(Source data)
# # # # #
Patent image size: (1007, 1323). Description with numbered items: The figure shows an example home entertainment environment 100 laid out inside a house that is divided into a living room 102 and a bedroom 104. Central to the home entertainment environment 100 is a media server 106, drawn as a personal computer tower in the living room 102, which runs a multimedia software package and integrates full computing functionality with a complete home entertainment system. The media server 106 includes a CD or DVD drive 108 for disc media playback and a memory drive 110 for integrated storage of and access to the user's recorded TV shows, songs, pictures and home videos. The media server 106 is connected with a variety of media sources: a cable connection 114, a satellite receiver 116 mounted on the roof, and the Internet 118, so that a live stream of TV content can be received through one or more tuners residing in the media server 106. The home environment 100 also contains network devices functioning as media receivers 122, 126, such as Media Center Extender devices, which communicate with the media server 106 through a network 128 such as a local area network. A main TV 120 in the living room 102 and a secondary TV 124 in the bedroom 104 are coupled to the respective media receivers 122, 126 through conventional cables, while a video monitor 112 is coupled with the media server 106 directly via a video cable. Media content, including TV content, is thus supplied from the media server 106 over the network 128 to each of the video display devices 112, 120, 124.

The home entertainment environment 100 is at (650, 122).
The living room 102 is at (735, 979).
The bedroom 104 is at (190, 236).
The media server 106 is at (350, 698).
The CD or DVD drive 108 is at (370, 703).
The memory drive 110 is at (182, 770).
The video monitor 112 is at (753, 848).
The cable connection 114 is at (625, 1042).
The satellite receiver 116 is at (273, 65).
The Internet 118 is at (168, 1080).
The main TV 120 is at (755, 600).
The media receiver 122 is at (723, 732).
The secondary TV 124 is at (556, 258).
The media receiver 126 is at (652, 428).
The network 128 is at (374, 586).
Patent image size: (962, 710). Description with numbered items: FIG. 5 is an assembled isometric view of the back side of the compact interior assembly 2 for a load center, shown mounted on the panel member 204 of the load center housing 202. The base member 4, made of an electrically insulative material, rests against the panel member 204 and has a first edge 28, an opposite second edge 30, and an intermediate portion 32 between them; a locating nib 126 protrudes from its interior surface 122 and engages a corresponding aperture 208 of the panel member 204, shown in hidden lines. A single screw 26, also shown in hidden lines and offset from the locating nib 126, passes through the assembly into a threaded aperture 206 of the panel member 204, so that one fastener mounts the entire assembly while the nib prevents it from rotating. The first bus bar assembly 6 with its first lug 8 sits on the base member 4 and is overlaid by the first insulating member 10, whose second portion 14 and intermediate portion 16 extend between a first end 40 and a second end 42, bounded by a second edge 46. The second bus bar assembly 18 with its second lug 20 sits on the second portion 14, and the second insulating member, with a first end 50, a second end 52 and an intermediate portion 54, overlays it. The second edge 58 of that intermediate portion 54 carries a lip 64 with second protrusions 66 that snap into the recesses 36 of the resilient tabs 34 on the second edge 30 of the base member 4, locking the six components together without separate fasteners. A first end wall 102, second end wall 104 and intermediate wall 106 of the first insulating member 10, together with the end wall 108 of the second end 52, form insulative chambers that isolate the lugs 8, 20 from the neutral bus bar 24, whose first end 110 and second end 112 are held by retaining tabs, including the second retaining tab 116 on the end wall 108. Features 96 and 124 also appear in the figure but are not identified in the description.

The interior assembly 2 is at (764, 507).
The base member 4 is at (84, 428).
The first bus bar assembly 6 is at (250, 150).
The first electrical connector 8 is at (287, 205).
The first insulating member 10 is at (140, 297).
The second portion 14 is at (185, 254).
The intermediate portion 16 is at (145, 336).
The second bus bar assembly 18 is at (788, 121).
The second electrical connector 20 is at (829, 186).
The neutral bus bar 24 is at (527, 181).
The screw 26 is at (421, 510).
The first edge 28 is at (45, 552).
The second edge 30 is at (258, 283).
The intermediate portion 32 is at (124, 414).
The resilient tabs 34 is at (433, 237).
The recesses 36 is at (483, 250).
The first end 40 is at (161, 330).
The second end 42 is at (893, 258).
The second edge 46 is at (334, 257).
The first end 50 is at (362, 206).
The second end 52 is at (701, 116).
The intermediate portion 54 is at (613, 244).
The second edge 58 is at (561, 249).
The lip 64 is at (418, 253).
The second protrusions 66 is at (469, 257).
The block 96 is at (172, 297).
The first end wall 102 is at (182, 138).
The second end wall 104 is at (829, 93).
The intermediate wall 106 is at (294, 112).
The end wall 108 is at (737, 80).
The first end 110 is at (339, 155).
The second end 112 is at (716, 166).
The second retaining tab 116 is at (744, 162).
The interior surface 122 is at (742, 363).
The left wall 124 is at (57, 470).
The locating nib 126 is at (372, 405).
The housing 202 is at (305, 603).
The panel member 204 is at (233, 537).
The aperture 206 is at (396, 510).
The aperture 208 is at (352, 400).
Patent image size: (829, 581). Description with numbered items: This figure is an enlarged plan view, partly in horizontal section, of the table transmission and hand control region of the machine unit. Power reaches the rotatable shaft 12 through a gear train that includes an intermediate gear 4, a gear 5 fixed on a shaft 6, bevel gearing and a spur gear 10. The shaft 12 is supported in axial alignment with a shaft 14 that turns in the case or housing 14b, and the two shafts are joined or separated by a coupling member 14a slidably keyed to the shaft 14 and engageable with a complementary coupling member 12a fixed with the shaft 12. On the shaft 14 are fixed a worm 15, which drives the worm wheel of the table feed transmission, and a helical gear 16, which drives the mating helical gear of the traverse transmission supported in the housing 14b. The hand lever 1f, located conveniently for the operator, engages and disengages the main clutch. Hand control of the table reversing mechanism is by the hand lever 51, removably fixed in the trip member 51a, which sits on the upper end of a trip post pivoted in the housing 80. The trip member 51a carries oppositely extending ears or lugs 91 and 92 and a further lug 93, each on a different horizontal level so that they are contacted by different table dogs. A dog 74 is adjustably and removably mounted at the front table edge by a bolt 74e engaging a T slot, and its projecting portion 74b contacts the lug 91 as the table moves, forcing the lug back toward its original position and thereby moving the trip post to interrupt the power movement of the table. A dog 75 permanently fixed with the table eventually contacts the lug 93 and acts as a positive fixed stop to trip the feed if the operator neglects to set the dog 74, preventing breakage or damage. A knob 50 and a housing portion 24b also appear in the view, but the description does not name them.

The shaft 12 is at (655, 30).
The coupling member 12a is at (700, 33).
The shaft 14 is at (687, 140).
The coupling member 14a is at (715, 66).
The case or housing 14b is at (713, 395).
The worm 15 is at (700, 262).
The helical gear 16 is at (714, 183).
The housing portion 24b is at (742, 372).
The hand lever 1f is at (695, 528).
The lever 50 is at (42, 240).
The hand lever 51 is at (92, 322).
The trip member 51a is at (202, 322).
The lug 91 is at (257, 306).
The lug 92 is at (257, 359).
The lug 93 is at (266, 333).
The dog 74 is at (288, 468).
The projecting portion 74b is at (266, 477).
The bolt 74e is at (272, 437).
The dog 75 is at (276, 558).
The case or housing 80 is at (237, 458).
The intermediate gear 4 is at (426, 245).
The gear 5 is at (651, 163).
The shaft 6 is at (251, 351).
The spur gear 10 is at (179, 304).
# # # # #
Set problem:
Rewrite the entries from the first line through the line containing "The network 128 is at (374, 586).", replacing "house" with "residence" and leaving everything else unchanged.

Correct answer:
Patent image size: (1007, 1323). Description with numbered items: The figure shows an example home entertainment environment 100 laid out inside a residence that is divided into a living room 102 and a bedroom 104. Central to the home entertainment environment 100 is a media server 106, drawn as a personal computer tower in the living room 102, which runs a multimedia software package and integrates full computing functionality with a complete home entertainment system. The media server 106 includes a CD or DVD drive 108 for disc media playback and a memory drive 110 for integrated storage of and access to the user's recorded TV shows, songs, pictures and home videos. The media server 106 is connected with a variety of media sources: a cable connection 114, a satellite receiver 116 mounted on the roof, and the Internet 118, so that a live stream of TV content can be received through one or more tuners residing in the media server 106. The home environment 100 also contains network devices functioning as media receivers 122, 126, such as Media Center Extender devices, which communicate with the media server 106 through a network 128 such as a local area network. A main TV 120 in the living room 102 and a secondary TV 124 in the bedroom 104 are coupled to the respective media receivers 122, 126 through conventional cables, while a video monitor 112 is coupled with the media server 106 directly via a video cable. Media content, including TV content, is thus supplied from the media server 106 over the network 128 to each of the video display devices 112, 120, 124.

The home entertainment environment 100 is at (650, 122).
The living room 102 is at (735, 979).
The bedroom 104 is at (190, 236).
The media server 106 is at (350, 698).
The CD or DVD drive 108 is at (370, 703).
The memory drive 110 is at (182, 770).
The video monitor 112 is at (753, 848).
The cable connection 114 is at (625, 1042).
The satellite receiver 116 is at (273, 65).
The Internet 118 is at (168, 1080).
The main TV 120 is at (755, 600).
The media receiver 122 is at (723, 732).
The secondary TV 124 is at (556, 258).
The media receiver 126 is at (652, 428).
The network 128 is at (374, 586).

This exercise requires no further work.